[GIVEN REQUEST] Word for word, restate every line of the material.

------------------------------------------------------------

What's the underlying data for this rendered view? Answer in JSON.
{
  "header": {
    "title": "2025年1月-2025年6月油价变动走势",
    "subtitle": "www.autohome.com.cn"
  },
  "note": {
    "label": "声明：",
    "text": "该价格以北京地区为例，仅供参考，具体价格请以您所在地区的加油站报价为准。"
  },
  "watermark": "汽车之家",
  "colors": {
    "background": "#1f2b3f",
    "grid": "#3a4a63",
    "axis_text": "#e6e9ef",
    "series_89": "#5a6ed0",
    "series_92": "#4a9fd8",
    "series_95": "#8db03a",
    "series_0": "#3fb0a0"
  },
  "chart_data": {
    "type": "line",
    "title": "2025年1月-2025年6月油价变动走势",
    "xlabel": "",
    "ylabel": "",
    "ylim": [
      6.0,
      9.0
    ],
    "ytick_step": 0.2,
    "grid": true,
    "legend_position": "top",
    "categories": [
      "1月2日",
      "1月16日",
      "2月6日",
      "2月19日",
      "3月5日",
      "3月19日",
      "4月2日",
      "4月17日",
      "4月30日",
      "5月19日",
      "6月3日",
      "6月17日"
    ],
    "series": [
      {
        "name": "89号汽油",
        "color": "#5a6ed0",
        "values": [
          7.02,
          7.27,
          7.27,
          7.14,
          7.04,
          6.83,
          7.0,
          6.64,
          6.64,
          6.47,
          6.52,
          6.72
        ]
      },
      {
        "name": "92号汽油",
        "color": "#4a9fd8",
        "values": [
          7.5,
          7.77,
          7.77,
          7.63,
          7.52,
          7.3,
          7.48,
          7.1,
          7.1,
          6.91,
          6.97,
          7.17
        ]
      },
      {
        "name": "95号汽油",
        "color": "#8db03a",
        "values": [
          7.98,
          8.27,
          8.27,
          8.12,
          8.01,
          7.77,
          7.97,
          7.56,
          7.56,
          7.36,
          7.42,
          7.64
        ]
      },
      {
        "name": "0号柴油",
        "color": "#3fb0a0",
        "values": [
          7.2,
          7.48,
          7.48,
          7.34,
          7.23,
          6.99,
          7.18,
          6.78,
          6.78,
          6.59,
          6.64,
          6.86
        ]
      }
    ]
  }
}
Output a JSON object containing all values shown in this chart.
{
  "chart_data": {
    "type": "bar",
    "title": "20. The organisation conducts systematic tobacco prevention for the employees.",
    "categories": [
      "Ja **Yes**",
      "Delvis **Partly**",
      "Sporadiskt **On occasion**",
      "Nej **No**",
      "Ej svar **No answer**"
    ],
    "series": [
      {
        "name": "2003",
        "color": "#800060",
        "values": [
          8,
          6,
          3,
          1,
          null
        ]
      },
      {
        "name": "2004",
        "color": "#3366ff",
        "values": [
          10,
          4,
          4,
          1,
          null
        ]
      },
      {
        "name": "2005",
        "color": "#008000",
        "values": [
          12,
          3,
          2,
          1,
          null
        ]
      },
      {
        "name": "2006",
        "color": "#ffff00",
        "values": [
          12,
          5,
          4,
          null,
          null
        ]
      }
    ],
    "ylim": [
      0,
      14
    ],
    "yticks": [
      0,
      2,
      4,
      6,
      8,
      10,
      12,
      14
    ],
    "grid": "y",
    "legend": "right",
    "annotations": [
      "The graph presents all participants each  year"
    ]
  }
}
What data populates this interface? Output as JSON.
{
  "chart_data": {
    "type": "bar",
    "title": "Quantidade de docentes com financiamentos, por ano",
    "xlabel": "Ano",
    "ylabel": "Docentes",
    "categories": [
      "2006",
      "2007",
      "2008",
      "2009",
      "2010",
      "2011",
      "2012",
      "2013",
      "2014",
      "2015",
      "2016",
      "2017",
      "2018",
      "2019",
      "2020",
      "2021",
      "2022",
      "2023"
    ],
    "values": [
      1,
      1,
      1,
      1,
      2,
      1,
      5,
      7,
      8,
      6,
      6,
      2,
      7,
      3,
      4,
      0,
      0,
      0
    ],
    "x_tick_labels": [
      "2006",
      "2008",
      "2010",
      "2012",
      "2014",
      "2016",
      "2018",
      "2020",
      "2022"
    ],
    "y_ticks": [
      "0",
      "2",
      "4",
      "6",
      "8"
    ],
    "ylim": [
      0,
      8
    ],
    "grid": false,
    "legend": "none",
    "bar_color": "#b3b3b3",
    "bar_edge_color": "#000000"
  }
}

------------------------------------------------------------

[EXERCISE OUTPUT]
What's the underlying data for this rendered view? Answer in JSON.
{
  "header": {
    "title": "2025年1月-2025年6月油价变动走势",
    "subtitle": "www.autohome.com.cn"
  },
  "note": {
    "label": "声明：",
    "text": "该价格以北京地区为例，仅供参考，具体价格请以您所在地区的加油站报价为准。"
  },
  "watermark": "汽车之家",
  "colors": {
    "background": "#1f2b3f",
    "grid": "#3a4a63",
    "axis_text": "#e6e9ef",
    "series_89": "#5a6ed0",
    "series_92": "#4a9fd8",
    "series_95": "#8db03a",
    "series_0": "#3fb0a0"
  },
  "chart_data": {
    "type": "line",
    "title": "2025年1月-2025年6月油价变动走势",
    "xlabel": "",
    "ylabel": "",
    "ylim": [
      6.0,
      9.0
    ],
    "ytick_step": 0.2,
    "grid": true,
    "legend_position": "top",
    "categories": [
      "1月2日",
      "1月16日",
      "2月6日",
      "2月19日",
      "3月5日",
      "3月19日",
      "4月2日",
      "4月17日",
      "4月30日",
      "5月19日",
      "6月3日",
      "6月17日"
    ],
    "series": [
      {
        "name": "89号汽油",
        "color": "#5a6ed0",
        "values": [
          7.02,
          7.27,
          7.27,
          7.14,
          7.04,
          6.83,
          7.0,
          6.64,
          6.64,
          6.47,
          6.52,
          6.72
        ]
      },
      {
        "name": "92号汽油",
        "color": "#4a9fd8",
        "values": [
          7.5,
          7.77,
          7.77,
          7.63,
          7.52,
          7.3,
          7.48,
          7.1,
          7.1,
          6.91,
          6.97,
          7.17
        ]
      },
      {
        "name": "95号汽油",
        "color": "#8db03a",
        "values": [
          7.98,
          8.27,
          8.27,
          8.12,
          8.01,
          7.77,
          7.97,
          7.56,
          7.56,
          7.36,
          7.42,
          7.64
        ]
      },
      {
        "name": "0号柴油",
        "color": "#3fb0a0",
        "values": [
          7.2,
          7.48,
          7.48,
          7.34,
          7.23,
          6.99,
          7.18,
          6.78,
          6.78,
          6.59,
          6.64,
          6.86
        ]
      }
    ]
  }
}
Output a JSON object containing all values shown in this chart.
{
  "chart_data": {
    "type": "bar",
    "title": "20. The organisation conducts systematic tobacco prevention for the employees.",
    "categories": [
      "Ja **Yes**",
      "Delvis **Partly**",
      "Sporadiskt **On occasion**",
      "Nej **No**",
      "Ej svar **No answer**"
    ],
    "series": [
      {
        "name": "2003",
        "color": "#800060",
        "values": [
          8,
          6,
          3,
          1,
          null
        ]
      },
      {
        "name": "2004",
        "color": "#3366ff",
        "values": [
          10,
          4,
          4,
          1,
          null
        ]
      },
      {
        "name": "2005",
        "color": "#008000",
        "values": [
          12,
          3,
          2,
          1,
          null
        ]
      },
      {
        "name": "2006",
        "color": "#ffff00",
        "values": [
          12,
          5,
          4,
          null,
          null
        ]
      }
    ],
    "ylim": [
      0,
      14
    ],
    "yticks": [
      0,
      2,
      4,
      6,
      8,
      10,
      12,
      14
    ],
    "grid": "y",
    "legend": "right",
    "annotations": [
      "The graph presents all participants each  year"
    ]
  }
}
What data populates this interface? Output as JSON.
{
  "chart_data": {
    "type": "bar",
    "title": "Quantidade de docentes com financiamentos, por ano",
    "xlabel": "Ano",
    "ylabel": "Docentes",
    "categories": [
      "2006",
      "2007",
      "2008",
      "2009",
      "2010",
      "2011",
      "2012",
      "2013",
      "2014",
      "2015",
      "2016",
      "2017",
      "2018",
      "2019",
      "2020",
      "2021",
      "2022",
      "2023"
    ],
    "values": [
      1,
      1,
      1,
      1,
      2,
      1,
      5,
      7,
      8,
      6,
      6,
      2,
      7,
      3,
      4,
      0,
      0,
      0
    ],
    "x_tick_labels": [
      "2006",
      "2008",
      "2010",
      "2012",
      "2014",
      "2016",
      "2018",
      "2020",
      "2022"
    ],
    "y_ticks": [
      "0",
      "2",
      "4",
      "6",
      "8"
    ],
    "ylim": [
      0,
      8
    ],
    "grid": false,
    "legend": "none",
    "bar_color": "#b3b3b3",
    "bar_edge_color": "#000000"
  }
}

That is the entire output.